(Extracted data entries)
_ _ _
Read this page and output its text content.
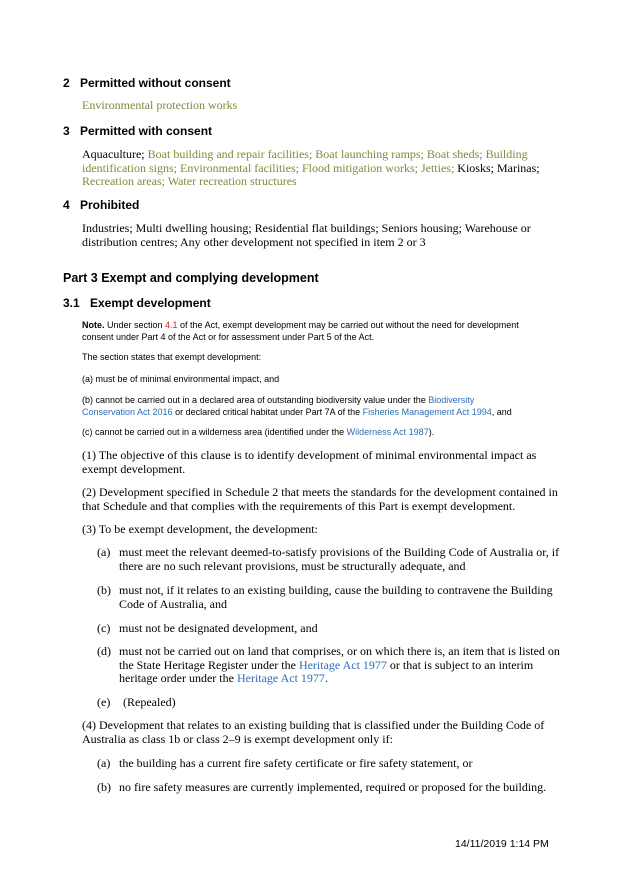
2 Permitted without consent
Environmental protection works
3 Permitted with consent
Aquaculture; Boat building and repair facilities; Boat launching ramps; Boat sheds; Building
identification signs; Environmental facilities; Flood mitigation works; Jetties; Kiosks; Marinas;
Recreation areas; Water recreation structures
4 Prohibited
Industries; Multi dwelling housing; Residential flat buildings; Seniors housing; Warehouse or
distribution centres; Any other development not specified in item 2 or 3
Part 3 Exempt and complying development
3.1 Exempt development
Note. Under section 4.1 of the Act, exempt development may be carried out without the need for development
consent under Part 4 of the Act or for assessment under Part 5 of the Act.
The section states that exempt development:
(a) must be of minimal environmental impact, and
(b) cannot be carried out in a declared area of outstanding biodiversity value under the Biodiversity
Conservation Act 2016 or declared critical habitat under Part 7A of the Fisheries Management Act 1994, and
(c) cannot be carried out in a wilderness area (identified under the Wilderness Act 1987).
(1) The objective of this clause is to identify development of minimal environmental impact as
exempt development.
(2) Development specified in Schedule 2 that meets the standards for the development contained in
that Schedule and that complies with the requirements of this Part is exempt development.
(3) To be exempt development, the development:
(a) must meet the relevant deemed-to-satisfy provisions of the Building Code of Australia or, if
there are no such relevant provisions, must be structurally adequate, and
(b) must not, if it relates to an existing building, cause the building to contravene the Building
Code of Australia, and
(c) must not be designated development, and
(d) must not be carried out on land that comprises, or on which there is, an item that is listed on
the State Heritage Register under the Heritage Act 1977 or that is subject to an interim
heritage order under the Heritage Act 1977.
(e) (Repealed)
(4) Development that relates to an existing building that is classified under the Building Code of
Australia as class 1b or class 2–9 is exempt development only if:
(a) the building has a current fire safety certificate or fire safety statement, or
(b) no fire safety measures are currently implemented, required or proposed for the building.
14/11/2019 1:14 PM
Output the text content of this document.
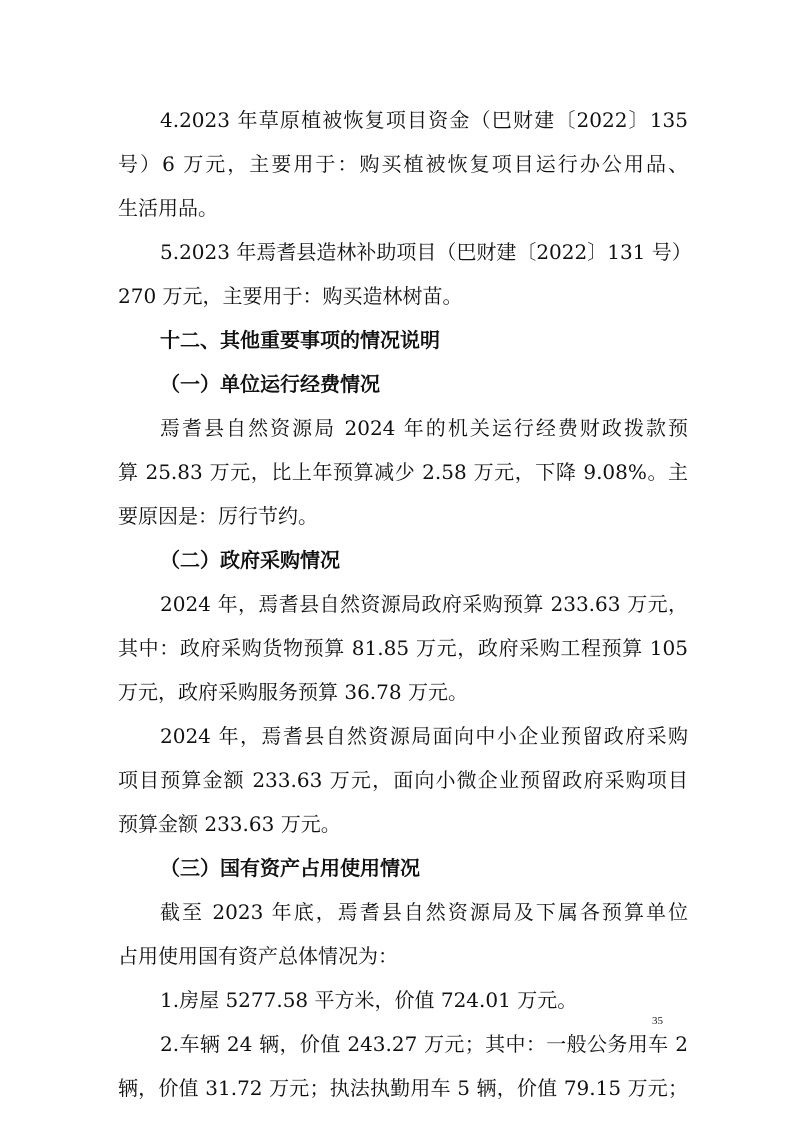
4.2023 年草原植被恢复项目资金（巴财建〔2022〕135
号）6 万元，主要用于：购买植被恢复项目运行办公用品、
生活用品。
5.2023 年焉耆县造林补助项目（巴财建〔2022〕131 号）
270 万元，主要用于：购买造林树苗。
十二、其他重要事项的情况说明
（一）单位运行经费情况
焉耆县自然资源局 2024 年的机关运行经费财政拨款预
算 25.83 万元，比上年预算减少 2.58 万元，下降 9.08%。主
要原因是：厉行节约。
（二）政府采购情况
2024 年，焉耆县自然资源局政府采购预算 233.63 万元，
其中：政府采购货物预算 81.85 万元，政府采购工程预算 105
万元，政府采购服务预算 36.78 万元。
2024 年，焉耆县自然资源局面向中小企业预留政府采购
项目预算金额 233.63 万元，面向小微企业预留政府采购项目
预算金额 233.63 万元。
（三）国有资产占用使用情况
截至 2023 年底，焉耆县自然资源局及下属各预算单位
占用使用国有资产总体情况为：
1.房屋 5277.58 平方米，价值 724.01 万元。
2.车辆 24 辆，价值 243.27 万元；其中：一般公务用车 2
辆，价值 31.72 万元；执法执勤用车 5 辆，价值 79.15 万元；
35
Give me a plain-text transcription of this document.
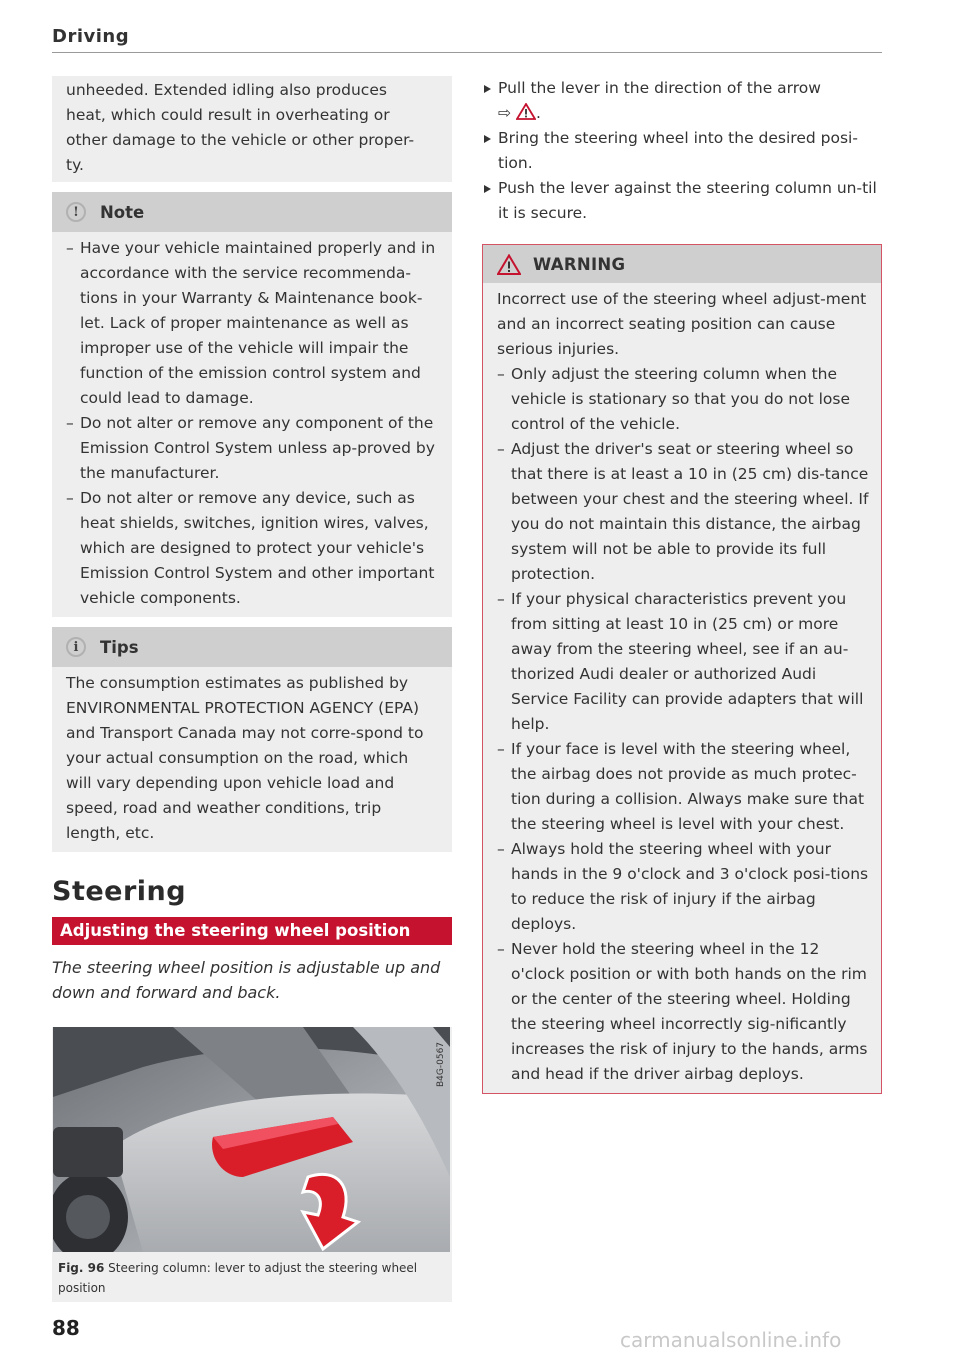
Driving
unheeded. Extended idling also produces
heat, which could result in overheating or
other damage to the vehicle or other proper-
ty.
!	Note
– Have your vehicle maintained properly and in accordance with the service recommenda-tions in your Warranty & Maintenance book-let. Lack of proper maintenance as well as improper use of the vehicle will impair the function of the emission control system and could lead to damage.
– Do not alter or remove any component of the Emission Control System unless ap-proved by the manufacturer.
– Do not alter or remove any device, such as heat shields, switches, ignition wires, valves, which are designed to protect your vehicle's Emission Control System and other important vehicle components.
i	Tips
The consumption estimates as published by ENVIRONMENTAL PROTECTION AGENCY (EPA) and Transport Canada may not corre-spond to your actual consumption on the road, which will vary depending upon vehicle load and speed, road and weather conditions, trip length, etc.
Steering
Adjusting the steering wheel position
The steering wheel position is adjustable up and down and forward and back.
B4G-0567
Fig. 96 Steering column: lever to adjust the steering wheel position
Pull the lever in the direction of the arrow
⇨ .
Bring the steering wheel into the desired posi-tion.
Push the lever against the steering column un-til it is secure.
WARNING
Incorrect use of the steering wheel adjust-ment and an incorrect seating position can cause serious injuries.
– Only adjust the steering column when the vehicle is stationary so that you do not lose control of the vehicle.
– Adjust the driver's seat or steering wheel so that there is at least a 10 in (25 cm) dis-tance between your chest and the steering wheel. If you do not maintain this distance, the airbag system will not be able to provide its full protection.
– If your physical characteristics prevent you from sitting at least 10 in (25 cm) or more away from the steering wheel, see if an au-thorized Audi dealer or authorized Audi Service Facility can provide adapters that will help.
– If your face is level with the steering wheel, the airbag does not provide as much protec-tion during a collision. Always make sure that the steering wheel is level with your chest.
– Always hold the steering wheel with your hands in the 9 o'clock and 3 o'clock posi-tions to reduce the risk of injury if the airbag deploys.
– Never hold the steering wheel in the 12 o'clock position or with both hands on the rim or the center of the steering wheel. Holding the steering wheel incorrectly sig-nificantly increases the risk of injury to the hands, arms and head if the driver airbag deploys.
88	carmanualsonline.info
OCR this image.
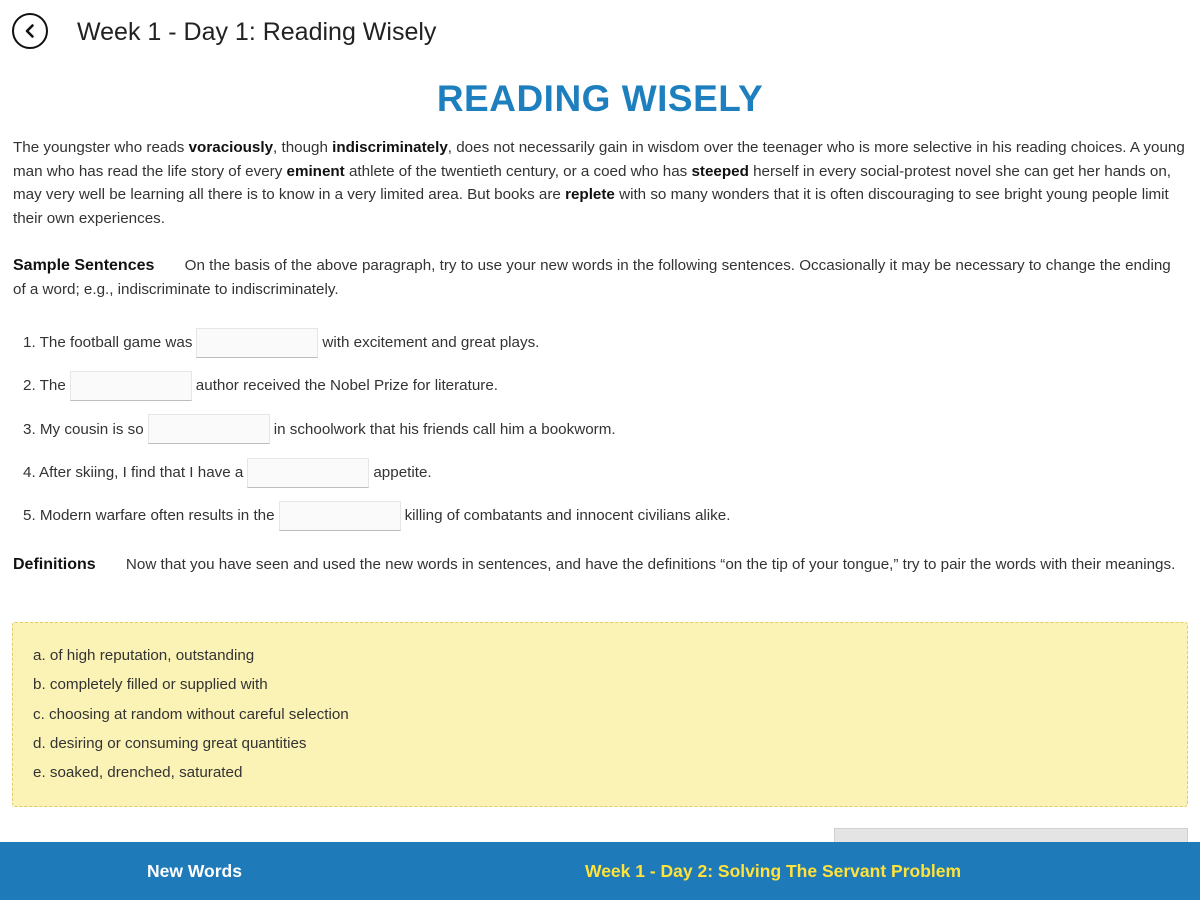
Week 1 - Day 1: Reading Wisely
READING WISELY

The youngster who reads voraciously, though indiscriminately, does not necessarily gain in wisdom over the teenager who is more selective in his reading choices. A young man who has read the life story of every eminent athlete of the twentieth century, or a coed who has steeped herself in every social-protest novel she can get her hands on, may very well be learning all there is to know in a very limited area. But books are replete with so many wonders that it is often discouraging to see bright young people limit their own experiences.

Sample Sentences On the basis of the above paragraph, try to use your new words in the following sentences. Occasionally it may be necessary to change the ending of a word; e.g., indiscriminate to indiscriminately.

1. The football game was	with excitement and great plays.
2. The	author received the Nobel Prize for literature.
3. My cousin is so	in schoolwork that his friends call him a bookworm.
4. After skiing, I find that I have a	appetite.
5. Modern warfare often results in the	killing of combatants and innocent civilians alike.

Definitions Now that you have seen and used the new words in sentences, and have the definitions “on the tip of your tongue,” try to pair the words with their meanings.

a. of high reputation, outstanding
b. completely filled or supplied with
c. choosing at random without careful selection
d. desiring or consuming great quantities
e. soaked, drenched, saturated
New Words	Week 1 - Day 2: Solving The Servant Problem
_ _ _
Show every line of the records above that contains the word "sentences".

Sample Sentences On the basis of the above paragraph, try to use your new words in the following sentences. Occasionally it may be necessary to change the ending of a word; e.g., indiscriminate to indiscriminately.
Definitions Now that you have seen and used the new words in sentences, and have the definitions “on the tip of your tongue,” try to pair the words with their meanings.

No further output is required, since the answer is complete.